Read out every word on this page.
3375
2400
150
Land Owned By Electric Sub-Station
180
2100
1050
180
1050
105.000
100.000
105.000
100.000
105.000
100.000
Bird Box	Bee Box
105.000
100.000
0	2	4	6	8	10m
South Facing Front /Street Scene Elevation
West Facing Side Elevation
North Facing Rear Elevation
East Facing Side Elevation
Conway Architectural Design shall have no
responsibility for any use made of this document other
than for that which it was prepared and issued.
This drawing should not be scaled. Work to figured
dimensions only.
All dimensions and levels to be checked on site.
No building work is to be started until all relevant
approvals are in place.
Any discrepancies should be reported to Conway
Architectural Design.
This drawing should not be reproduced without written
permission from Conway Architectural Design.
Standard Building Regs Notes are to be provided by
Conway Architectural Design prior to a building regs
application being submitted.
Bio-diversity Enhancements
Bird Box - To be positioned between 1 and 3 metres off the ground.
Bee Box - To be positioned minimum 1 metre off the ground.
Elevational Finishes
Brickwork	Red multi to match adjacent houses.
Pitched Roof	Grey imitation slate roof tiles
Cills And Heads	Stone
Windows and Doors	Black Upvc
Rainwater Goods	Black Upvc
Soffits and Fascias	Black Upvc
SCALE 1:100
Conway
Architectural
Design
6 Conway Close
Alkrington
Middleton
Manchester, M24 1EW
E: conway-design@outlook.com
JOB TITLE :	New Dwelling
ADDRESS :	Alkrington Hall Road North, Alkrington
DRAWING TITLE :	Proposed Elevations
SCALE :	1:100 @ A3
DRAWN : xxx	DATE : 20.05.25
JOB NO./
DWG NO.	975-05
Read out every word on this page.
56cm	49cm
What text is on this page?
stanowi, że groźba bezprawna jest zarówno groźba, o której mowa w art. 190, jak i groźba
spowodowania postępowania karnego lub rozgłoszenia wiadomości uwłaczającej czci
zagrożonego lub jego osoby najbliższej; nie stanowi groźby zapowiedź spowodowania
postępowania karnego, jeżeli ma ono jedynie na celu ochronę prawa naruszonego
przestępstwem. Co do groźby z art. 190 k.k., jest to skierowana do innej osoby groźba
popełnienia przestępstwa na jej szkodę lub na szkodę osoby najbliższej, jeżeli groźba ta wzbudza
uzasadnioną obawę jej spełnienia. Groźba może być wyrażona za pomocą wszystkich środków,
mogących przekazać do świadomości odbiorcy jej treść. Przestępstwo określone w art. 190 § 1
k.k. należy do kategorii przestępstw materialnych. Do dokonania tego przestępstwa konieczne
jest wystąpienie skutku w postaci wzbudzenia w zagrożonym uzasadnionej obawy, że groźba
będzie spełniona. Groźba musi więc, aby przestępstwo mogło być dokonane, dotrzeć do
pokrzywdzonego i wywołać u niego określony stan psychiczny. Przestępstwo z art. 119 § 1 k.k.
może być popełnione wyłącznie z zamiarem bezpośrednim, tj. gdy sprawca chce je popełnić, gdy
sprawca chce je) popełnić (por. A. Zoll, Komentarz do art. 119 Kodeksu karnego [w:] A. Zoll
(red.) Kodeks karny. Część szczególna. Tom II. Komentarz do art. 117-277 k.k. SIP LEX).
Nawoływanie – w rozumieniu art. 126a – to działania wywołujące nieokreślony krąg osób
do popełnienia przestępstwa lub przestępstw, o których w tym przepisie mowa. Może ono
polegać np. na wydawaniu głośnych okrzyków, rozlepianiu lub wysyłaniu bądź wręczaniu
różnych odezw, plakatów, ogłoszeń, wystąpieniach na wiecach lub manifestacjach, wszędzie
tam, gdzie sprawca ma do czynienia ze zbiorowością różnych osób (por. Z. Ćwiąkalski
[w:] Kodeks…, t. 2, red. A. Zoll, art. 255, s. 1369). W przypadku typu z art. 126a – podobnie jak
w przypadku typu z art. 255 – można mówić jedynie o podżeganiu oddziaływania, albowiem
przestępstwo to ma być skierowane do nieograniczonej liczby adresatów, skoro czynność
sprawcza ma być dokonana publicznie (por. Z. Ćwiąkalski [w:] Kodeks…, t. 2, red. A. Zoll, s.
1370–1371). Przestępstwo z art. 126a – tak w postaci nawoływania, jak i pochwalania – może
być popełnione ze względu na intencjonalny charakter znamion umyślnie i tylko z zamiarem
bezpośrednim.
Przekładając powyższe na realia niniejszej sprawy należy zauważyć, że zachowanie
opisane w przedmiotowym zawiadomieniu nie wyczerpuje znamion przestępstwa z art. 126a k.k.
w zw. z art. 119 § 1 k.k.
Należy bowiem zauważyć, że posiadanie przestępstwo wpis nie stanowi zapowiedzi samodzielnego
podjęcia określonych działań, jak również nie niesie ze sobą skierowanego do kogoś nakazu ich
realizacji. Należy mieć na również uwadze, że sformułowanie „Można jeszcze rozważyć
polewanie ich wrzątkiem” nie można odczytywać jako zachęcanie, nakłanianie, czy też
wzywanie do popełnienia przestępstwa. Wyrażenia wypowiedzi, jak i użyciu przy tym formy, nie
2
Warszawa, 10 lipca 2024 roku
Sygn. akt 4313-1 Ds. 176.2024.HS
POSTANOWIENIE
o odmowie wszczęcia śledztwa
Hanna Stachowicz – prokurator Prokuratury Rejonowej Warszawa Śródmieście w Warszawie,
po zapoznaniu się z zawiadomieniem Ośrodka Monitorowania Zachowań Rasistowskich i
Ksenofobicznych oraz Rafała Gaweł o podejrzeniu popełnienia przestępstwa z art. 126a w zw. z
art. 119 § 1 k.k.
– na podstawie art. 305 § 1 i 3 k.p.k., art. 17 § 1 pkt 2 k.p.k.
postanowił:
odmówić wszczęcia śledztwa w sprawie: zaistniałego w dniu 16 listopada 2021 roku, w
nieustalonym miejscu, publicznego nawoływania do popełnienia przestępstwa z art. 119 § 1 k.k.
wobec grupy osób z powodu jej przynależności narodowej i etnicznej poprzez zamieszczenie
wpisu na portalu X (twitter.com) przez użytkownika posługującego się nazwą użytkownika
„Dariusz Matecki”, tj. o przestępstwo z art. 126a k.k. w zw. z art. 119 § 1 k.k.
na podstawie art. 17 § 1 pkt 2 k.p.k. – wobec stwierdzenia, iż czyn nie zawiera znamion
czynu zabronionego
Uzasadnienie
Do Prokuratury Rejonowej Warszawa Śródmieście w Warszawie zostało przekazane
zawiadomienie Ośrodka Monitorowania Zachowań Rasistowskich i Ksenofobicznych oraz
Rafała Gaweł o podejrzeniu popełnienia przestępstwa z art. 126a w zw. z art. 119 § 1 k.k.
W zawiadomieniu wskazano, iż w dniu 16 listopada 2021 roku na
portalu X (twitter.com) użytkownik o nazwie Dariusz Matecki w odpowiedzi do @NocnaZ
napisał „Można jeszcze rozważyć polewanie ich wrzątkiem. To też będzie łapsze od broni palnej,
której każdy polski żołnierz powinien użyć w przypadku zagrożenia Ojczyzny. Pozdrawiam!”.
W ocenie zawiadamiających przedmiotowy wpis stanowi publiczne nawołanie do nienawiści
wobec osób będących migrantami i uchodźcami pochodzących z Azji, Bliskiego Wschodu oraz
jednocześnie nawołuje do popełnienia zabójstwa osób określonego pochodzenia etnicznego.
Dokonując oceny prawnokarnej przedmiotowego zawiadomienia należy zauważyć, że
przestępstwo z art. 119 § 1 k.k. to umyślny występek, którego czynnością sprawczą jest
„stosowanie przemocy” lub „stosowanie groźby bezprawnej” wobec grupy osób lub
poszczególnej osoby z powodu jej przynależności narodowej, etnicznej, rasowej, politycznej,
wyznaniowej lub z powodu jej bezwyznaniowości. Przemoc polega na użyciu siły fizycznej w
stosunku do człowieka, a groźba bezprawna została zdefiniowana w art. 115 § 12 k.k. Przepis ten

◇ ◇ ◇

**Prompt**. From the entries above, copy out every line where the string "listopada" appears.

**Reply to the exercise**.
odmówić wszczęcia śledztwa w sprawie: zaistniałego w dniu 16 listopada 2021 roku, w
W zawiadomieniu wskazano, iż w dniu 16 listopada 2021 roku na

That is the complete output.